▶ Short exercise
Scan the following material for the string "Coordinate" and copy each line in which it appears.

▶ Stored data
· · · ·

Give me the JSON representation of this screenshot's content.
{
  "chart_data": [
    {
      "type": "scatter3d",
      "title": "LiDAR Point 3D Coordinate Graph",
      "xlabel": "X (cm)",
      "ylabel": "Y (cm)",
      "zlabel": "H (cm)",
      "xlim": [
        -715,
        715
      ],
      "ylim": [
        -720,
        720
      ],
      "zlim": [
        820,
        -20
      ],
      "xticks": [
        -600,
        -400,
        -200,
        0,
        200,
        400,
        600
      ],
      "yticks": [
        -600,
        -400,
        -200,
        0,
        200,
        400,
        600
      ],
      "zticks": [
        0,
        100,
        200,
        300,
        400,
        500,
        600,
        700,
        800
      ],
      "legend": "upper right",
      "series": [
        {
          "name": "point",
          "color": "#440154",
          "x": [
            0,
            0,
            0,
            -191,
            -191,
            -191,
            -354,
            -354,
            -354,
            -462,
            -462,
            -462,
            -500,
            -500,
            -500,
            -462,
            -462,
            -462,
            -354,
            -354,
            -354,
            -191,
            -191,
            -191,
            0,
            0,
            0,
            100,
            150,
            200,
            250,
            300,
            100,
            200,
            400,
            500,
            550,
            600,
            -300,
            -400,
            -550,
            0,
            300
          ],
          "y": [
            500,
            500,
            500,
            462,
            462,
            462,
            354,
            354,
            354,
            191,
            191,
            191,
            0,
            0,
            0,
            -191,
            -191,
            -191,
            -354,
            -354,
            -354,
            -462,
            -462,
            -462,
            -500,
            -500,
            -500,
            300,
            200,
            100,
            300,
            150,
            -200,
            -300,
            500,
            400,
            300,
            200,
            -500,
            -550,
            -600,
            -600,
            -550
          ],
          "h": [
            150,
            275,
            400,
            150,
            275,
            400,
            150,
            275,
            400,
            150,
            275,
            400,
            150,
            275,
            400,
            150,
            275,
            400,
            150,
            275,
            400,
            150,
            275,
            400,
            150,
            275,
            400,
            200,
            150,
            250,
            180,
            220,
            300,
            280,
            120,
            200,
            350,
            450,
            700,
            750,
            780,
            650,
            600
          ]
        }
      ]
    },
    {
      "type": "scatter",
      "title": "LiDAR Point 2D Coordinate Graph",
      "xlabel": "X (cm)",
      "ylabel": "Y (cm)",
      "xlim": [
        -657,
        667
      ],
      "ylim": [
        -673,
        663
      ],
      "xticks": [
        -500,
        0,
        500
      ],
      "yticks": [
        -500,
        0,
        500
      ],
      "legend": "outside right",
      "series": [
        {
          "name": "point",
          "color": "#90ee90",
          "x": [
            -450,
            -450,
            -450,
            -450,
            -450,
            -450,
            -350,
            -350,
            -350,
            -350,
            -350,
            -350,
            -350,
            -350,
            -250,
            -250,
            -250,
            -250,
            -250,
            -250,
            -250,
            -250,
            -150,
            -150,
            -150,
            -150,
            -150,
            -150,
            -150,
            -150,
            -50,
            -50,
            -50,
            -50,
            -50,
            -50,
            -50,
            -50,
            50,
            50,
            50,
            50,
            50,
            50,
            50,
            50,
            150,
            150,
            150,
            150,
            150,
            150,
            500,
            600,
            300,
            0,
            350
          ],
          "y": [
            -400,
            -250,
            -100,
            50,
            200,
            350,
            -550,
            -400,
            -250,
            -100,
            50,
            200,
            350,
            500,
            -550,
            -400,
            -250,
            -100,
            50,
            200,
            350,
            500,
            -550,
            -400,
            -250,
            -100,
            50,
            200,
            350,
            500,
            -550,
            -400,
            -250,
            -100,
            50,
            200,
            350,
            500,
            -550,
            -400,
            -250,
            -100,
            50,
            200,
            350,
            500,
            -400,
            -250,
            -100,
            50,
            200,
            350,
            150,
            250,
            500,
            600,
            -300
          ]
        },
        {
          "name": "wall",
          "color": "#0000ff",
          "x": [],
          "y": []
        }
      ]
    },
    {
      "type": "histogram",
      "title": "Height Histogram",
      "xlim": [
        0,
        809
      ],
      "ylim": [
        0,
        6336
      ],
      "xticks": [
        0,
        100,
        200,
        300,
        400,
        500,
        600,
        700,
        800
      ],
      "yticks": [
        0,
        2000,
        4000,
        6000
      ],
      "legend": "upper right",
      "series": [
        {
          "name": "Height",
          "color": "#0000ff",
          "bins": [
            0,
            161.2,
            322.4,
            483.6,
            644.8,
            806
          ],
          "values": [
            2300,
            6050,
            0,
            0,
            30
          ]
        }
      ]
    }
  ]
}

· · · ·

▶ Result
      "title": "LiDAR Point 3D Coordinate Graph",
      "title": "LiDAR Point 2D Coordinate Graph",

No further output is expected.